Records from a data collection

-------------------------

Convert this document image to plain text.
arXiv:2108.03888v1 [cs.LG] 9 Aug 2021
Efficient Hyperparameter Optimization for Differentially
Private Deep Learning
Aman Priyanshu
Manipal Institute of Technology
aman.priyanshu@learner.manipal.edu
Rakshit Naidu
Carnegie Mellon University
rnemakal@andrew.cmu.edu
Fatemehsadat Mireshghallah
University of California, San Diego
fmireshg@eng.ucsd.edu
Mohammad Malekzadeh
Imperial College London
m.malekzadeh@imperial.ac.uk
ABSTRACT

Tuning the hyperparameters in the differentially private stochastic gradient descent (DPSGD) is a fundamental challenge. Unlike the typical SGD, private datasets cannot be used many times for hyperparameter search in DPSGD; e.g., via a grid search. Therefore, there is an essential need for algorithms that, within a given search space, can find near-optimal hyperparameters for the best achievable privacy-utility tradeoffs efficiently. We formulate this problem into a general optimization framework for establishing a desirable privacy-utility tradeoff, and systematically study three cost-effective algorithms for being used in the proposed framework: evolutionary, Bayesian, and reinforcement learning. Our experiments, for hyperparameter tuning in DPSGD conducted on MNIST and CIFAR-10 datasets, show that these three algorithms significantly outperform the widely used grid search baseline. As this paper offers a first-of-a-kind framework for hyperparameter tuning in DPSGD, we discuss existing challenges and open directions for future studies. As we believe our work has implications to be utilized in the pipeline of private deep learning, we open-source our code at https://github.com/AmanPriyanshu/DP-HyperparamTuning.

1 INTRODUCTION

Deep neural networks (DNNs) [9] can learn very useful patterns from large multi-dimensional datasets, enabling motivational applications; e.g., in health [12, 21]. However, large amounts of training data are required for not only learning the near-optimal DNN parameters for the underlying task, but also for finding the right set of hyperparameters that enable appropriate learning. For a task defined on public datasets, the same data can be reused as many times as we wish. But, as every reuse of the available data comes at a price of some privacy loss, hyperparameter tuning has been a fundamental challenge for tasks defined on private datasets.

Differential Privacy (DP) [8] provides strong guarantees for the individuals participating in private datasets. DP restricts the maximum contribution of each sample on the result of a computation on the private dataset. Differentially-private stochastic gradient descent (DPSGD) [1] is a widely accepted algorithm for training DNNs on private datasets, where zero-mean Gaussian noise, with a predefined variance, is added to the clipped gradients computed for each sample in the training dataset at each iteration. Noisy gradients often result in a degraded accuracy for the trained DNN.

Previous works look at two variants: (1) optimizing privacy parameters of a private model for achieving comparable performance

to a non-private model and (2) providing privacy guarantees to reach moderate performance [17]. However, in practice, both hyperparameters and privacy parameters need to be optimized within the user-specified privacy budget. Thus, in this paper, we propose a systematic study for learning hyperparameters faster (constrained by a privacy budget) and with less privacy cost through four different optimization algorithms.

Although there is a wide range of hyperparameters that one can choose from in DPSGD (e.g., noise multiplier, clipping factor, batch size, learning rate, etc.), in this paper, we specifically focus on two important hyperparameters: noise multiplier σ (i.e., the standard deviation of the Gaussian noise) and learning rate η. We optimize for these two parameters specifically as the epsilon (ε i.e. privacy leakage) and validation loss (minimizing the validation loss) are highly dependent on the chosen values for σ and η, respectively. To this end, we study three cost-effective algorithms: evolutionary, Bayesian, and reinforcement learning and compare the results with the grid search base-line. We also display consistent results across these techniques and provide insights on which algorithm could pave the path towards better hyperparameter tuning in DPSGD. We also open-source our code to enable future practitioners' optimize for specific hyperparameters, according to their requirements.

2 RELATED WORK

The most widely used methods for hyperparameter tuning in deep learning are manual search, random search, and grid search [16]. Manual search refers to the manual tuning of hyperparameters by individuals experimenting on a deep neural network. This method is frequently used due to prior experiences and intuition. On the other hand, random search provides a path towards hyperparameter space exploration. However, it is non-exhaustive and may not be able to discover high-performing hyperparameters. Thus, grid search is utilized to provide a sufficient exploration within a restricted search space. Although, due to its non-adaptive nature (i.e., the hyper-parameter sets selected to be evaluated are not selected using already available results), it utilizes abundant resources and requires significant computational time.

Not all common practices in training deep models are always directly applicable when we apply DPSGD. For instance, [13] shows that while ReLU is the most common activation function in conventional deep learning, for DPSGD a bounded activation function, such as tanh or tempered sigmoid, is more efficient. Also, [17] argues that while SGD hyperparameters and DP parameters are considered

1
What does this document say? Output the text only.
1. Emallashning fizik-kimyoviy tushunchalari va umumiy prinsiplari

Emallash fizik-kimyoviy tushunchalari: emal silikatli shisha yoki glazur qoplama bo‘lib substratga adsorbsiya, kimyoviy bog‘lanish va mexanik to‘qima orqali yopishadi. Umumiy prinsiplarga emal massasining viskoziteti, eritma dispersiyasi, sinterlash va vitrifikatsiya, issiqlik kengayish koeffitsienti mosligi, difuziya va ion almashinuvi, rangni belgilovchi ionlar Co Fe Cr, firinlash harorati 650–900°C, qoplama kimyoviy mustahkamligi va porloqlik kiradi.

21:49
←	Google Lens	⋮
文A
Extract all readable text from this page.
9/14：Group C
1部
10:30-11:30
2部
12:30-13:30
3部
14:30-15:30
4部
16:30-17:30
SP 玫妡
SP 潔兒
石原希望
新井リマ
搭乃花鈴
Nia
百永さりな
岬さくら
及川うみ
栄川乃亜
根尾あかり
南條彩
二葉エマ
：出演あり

-------------------------

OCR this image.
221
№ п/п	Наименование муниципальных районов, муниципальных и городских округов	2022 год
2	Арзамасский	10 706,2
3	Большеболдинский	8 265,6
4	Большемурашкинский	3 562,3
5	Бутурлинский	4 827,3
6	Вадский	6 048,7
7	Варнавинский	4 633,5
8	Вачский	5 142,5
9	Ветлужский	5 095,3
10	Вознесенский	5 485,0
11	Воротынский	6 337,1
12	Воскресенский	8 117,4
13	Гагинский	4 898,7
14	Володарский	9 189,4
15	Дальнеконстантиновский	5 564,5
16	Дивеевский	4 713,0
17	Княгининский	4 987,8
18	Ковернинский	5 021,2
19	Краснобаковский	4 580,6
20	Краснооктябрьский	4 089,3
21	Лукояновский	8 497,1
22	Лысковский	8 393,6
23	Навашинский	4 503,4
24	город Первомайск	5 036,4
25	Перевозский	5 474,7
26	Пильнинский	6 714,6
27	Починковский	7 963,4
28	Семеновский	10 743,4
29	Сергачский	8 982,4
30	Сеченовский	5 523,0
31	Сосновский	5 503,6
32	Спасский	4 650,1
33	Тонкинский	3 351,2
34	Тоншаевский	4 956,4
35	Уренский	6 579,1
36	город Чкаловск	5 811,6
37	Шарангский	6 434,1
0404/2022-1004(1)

-------------------------

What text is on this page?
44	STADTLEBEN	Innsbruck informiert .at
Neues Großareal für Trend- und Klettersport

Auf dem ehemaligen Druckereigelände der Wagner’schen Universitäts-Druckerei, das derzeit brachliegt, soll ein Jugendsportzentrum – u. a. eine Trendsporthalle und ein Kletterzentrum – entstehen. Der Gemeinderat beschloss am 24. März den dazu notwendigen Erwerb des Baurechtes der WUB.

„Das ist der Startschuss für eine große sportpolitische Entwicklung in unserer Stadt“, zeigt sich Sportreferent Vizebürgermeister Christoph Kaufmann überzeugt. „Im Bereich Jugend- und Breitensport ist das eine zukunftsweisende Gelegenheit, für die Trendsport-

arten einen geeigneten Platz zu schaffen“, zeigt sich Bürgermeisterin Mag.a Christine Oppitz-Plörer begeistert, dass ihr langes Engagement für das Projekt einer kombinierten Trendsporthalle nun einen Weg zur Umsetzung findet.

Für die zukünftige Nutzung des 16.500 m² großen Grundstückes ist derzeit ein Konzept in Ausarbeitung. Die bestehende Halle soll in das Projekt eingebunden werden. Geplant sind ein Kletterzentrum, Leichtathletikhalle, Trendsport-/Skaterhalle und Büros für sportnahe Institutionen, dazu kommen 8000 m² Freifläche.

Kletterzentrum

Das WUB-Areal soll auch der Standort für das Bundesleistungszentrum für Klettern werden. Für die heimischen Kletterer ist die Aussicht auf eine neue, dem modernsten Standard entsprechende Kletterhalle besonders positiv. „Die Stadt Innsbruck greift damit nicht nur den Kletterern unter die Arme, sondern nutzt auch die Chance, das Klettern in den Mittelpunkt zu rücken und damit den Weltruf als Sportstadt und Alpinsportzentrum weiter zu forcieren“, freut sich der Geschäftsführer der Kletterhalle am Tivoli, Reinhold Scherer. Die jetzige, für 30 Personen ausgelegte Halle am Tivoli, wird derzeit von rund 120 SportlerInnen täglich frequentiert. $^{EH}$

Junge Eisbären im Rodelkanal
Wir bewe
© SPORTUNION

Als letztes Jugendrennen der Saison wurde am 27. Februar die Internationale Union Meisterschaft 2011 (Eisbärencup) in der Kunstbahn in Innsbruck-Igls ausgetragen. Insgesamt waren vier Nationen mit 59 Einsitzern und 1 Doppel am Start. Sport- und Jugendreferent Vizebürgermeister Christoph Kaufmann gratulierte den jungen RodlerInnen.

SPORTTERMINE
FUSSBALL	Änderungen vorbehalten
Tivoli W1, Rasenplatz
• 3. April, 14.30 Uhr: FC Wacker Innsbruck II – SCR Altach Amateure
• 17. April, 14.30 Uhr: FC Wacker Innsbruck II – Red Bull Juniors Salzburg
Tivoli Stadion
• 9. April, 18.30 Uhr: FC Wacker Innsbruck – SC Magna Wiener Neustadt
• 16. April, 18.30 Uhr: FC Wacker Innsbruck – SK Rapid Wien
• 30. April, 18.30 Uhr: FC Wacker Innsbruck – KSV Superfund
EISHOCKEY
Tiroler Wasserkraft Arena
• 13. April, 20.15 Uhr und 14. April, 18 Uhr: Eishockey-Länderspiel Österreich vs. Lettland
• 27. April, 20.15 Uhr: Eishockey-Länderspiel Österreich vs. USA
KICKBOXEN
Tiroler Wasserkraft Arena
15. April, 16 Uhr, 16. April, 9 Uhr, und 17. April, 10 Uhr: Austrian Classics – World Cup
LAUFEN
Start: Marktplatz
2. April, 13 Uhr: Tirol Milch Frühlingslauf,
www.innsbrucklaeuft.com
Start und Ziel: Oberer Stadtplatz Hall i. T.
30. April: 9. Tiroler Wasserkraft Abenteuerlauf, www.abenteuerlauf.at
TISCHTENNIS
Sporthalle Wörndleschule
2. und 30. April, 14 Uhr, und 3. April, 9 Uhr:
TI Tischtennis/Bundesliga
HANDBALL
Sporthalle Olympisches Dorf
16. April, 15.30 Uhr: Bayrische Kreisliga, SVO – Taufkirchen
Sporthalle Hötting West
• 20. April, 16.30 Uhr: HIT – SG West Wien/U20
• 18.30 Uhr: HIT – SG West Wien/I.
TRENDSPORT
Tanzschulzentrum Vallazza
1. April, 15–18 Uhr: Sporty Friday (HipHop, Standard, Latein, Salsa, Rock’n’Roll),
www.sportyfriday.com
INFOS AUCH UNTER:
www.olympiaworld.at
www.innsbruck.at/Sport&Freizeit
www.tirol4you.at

-------------------------

▶ _Problem requirements_
Each line in the listing above either holds the string "West" or does not; state how many do, giving the number only.

▶ _Task solution_
3